From the entries provided below, copy each line that contains the word "Farm".

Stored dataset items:
--- Begin ---

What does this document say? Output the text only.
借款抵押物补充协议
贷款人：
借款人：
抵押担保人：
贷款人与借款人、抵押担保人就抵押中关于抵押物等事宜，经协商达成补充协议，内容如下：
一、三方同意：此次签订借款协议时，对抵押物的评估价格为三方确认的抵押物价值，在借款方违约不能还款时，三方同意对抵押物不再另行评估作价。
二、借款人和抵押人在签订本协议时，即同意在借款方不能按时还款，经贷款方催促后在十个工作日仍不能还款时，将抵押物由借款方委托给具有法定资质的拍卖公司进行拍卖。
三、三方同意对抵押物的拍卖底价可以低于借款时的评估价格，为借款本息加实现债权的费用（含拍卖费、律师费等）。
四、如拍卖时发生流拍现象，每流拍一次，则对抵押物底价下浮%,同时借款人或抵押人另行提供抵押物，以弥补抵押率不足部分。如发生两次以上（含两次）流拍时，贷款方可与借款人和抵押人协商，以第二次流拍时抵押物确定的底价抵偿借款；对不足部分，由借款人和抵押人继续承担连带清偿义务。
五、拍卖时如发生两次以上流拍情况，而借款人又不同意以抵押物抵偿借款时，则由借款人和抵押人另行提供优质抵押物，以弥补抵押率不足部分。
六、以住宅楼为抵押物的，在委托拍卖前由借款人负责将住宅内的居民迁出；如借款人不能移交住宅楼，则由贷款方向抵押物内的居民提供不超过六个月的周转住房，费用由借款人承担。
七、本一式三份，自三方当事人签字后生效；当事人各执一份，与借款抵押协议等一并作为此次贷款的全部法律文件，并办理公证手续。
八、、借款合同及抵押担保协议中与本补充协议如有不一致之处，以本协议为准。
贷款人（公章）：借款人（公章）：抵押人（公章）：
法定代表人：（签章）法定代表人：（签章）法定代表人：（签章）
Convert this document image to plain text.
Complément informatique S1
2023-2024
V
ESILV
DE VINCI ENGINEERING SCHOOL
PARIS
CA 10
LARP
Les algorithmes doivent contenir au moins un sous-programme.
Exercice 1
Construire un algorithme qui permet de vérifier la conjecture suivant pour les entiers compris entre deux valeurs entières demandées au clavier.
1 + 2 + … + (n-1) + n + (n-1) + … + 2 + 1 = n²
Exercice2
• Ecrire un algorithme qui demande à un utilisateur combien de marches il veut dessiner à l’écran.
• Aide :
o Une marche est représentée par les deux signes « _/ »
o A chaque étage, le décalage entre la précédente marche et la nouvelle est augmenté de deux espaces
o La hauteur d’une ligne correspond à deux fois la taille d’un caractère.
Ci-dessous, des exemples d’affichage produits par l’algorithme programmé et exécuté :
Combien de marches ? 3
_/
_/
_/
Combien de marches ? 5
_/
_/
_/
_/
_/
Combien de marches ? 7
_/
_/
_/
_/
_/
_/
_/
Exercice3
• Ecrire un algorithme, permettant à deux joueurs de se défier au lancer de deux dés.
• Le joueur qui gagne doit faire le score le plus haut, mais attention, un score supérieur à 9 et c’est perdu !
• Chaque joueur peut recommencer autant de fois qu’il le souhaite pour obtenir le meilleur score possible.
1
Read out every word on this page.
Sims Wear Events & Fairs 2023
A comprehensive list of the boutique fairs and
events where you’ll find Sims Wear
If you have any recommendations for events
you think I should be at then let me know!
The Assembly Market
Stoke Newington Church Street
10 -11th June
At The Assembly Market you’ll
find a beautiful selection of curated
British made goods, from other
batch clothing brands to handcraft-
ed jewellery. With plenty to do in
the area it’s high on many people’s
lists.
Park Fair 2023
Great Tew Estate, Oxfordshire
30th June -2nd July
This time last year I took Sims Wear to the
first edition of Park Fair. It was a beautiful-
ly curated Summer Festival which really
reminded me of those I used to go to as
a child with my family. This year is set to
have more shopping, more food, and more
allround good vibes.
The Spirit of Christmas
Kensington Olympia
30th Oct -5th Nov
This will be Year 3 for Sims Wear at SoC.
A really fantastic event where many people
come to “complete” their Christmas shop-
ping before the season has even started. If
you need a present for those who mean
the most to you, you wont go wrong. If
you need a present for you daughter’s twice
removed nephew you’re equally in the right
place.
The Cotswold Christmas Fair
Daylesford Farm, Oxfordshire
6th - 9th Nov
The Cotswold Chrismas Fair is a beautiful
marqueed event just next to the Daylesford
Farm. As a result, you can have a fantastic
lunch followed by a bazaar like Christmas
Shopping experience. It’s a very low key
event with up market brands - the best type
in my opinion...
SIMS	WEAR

--- End ---

» WRITTEN SOLUTION
Daylesford Farm, Oxfordshire
Farm. As a result, you can have a fantastic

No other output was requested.